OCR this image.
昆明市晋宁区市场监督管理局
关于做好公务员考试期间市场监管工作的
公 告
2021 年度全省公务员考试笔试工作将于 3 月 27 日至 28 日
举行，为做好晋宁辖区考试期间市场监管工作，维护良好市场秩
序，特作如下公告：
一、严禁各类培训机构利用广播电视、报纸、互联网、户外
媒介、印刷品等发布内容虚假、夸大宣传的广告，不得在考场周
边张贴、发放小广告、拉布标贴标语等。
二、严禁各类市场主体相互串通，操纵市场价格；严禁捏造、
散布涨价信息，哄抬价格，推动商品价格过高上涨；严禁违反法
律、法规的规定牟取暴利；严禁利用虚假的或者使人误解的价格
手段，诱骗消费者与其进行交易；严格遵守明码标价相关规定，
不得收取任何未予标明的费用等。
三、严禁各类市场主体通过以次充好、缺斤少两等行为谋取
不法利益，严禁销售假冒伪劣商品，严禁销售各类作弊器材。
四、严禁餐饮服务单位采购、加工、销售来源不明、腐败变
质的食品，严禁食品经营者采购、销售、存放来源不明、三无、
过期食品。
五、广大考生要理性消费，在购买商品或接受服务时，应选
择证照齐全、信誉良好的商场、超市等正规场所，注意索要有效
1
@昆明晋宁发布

------------------------------------------------

* _PROBLEM DETAILS_:
Transcribe the material above word for word.

* _THE REPLY_:
OCR this image.
昆明市晋宁区市场监督管理局
关于做好公务员考试期间市场监管工作的
公 告
2021 年度全省公务员考试笔试工作将于 3 月 27 日至 28 日
举行，为做好晋宁辖区考试期间市场监管工作，维护良好市场秩
序，特作如下公告：
一、严禁各类培训机构利用广播电视、报纸、互联网、户外
媒介、印刷品等发布内容虚假、夸大宣传的广告，不得在考场周
边张贴、发放小广告、拉布标贴标语等。
二、严禁各类市场主体相互串通，操纵市场价格；严禁捏造、
散布涨价信息，哄抬价格，推动商品价格过高上涨；严禁违反法
律、法规的规定牟取暴利；严禁利用虚假的或者使人误解的价格
手段，诱骗消费者与其进行交易；严格遵守明码标价相关规定，
不得收取任何未予标明的费用等。
三、严禁各类市场主体通过以次充好、缺斤少两等行为谋取
不法利益，严禁销售假冒伪劣商品，严禁销售各类作弊器材。
四、严禁餐饮服务单位采购、加工、销售来源不明、腐败变
质的食品，严禁食品经营者采购、销售、存放来源不明、三无、
过期食品。
五、广大考生要理性消费，在购买商品或接受服务时，应选
择证照齐全、信誉良好的商场、超市等正规场所，注意索要有效
1
@昆明晋宁发布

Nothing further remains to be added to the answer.